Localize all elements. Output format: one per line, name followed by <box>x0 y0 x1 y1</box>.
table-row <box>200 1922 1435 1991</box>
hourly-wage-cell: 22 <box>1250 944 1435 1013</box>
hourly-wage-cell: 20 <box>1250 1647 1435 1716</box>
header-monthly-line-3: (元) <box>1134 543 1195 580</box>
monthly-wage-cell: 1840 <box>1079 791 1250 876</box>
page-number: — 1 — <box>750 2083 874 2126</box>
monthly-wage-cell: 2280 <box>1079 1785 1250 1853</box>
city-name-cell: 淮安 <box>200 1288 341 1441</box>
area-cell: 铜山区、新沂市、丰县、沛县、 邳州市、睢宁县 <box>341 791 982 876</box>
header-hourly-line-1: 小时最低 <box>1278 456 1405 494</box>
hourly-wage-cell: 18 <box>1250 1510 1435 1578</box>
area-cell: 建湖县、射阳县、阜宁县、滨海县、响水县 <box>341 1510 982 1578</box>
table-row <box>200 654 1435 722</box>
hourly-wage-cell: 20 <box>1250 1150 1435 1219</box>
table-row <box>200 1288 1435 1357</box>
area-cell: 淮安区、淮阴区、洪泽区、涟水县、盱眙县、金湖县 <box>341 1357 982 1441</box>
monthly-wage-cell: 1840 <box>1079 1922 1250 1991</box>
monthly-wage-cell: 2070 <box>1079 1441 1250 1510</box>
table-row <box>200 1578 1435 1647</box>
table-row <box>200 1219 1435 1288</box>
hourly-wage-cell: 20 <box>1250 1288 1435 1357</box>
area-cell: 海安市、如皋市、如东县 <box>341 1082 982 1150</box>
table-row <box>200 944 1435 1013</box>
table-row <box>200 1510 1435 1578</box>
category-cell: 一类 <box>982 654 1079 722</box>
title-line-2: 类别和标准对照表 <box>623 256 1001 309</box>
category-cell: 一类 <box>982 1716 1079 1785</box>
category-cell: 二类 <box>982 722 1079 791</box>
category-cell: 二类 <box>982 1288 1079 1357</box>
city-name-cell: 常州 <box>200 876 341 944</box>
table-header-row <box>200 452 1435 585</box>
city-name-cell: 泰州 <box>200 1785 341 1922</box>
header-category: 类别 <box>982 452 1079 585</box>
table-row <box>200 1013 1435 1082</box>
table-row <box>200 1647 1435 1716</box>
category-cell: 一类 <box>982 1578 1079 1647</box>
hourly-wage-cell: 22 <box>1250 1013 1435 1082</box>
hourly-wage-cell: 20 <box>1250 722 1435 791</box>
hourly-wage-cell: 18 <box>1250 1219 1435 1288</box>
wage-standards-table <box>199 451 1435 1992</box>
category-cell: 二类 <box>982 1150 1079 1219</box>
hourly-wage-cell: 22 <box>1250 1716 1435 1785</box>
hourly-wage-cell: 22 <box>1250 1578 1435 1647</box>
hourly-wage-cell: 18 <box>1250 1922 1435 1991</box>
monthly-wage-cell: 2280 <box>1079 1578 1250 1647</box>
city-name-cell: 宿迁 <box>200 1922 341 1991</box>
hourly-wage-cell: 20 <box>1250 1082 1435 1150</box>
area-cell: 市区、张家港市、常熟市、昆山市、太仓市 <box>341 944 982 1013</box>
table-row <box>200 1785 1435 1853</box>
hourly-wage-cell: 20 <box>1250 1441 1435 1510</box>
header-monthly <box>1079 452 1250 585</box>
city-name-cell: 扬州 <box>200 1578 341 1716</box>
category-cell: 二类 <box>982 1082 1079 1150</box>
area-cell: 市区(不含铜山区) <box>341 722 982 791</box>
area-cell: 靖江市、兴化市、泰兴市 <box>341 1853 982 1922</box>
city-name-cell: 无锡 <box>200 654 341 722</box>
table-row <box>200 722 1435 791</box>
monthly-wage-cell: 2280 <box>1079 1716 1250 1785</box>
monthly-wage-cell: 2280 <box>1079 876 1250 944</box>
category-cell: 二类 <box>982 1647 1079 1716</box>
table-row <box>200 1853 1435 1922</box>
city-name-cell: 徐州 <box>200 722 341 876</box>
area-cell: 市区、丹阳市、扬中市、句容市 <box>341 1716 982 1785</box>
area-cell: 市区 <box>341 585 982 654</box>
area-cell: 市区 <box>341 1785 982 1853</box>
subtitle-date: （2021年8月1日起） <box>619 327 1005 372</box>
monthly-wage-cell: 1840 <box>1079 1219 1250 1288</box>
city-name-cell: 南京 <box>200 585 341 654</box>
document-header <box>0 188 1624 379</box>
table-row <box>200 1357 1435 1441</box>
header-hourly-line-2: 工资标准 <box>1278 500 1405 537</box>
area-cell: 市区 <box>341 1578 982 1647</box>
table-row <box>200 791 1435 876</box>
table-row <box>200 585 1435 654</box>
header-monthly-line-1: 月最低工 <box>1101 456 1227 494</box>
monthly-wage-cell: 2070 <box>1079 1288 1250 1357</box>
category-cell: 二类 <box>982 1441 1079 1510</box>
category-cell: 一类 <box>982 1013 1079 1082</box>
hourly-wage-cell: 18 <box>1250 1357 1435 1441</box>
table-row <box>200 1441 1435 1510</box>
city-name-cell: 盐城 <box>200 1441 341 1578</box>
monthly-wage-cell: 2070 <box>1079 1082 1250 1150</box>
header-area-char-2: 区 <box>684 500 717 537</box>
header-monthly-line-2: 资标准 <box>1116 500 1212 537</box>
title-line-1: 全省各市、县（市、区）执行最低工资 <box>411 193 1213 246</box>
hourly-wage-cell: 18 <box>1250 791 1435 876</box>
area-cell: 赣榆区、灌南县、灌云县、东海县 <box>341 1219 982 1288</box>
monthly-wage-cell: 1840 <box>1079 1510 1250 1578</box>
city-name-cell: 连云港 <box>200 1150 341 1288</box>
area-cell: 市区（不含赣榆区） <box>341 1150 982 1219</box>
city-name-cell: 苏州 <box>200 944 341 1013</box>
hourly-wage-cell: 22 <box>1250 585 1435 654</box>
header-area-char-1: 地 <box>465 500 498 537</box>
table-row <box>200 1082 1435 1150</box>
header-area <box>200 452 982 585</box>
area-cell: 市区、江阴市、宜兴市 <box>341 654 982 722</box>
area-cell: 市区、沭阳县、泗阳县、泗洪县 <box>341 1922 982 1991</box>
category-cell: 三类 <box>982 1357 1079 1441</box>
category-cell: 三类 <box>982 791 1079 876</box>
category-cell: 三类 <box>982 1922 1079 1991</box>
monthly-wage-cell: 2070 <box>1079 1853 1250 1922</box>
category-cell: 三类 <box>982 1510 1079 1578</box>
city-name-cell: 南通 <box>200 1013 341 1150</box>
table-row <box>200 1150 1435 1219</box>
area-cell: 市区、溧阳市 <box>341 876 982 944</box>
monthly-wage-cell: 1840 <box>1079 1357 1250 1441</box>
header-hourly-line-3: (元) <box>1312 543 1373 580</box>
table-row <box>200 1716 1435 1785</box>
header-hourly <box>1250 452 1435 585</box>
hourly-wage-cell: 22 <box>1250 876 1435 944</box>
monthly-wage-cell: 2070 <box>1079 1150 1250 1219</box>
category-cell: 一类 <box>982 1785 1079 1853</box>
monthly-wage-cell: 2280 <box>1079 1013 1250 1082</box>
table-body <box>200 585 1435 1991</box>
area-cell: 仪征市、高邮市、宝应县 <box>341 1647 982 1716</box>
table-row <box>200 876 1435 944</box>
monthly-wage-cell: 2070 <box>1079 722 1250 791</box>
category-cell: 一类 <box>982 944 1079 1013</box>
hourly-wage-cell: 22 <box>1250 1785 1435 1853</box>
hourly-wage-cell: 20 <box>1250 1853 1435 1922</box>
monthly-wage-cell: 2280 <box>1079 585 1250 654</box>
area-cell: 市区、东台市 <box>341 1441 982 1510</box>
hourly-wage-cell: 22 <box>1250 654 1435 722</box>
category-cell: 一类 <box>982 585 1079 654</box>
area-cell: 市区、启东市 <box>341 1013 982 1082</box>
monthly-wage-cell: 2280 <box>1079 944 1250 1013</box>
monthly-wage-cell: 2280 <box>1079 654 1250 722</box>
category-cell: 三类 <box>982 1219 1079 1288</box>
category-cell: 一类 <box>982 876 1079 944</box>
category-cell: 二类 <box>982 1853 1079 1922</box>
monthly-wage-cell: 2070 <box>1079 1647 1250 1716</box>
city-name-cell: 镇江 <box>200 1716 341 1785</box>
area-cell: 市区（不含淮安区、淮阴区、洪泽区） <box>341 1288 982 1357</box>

--*--

■ Description of the task:
Please gather every line from the entries above that contains the string "char", matching case exactly, and copy each such line in full.

■ Output:
header-area-char-2: 区 <box>684 500 717 537</box>
header-area-char-1: 地 <box>465 500 498 537</box>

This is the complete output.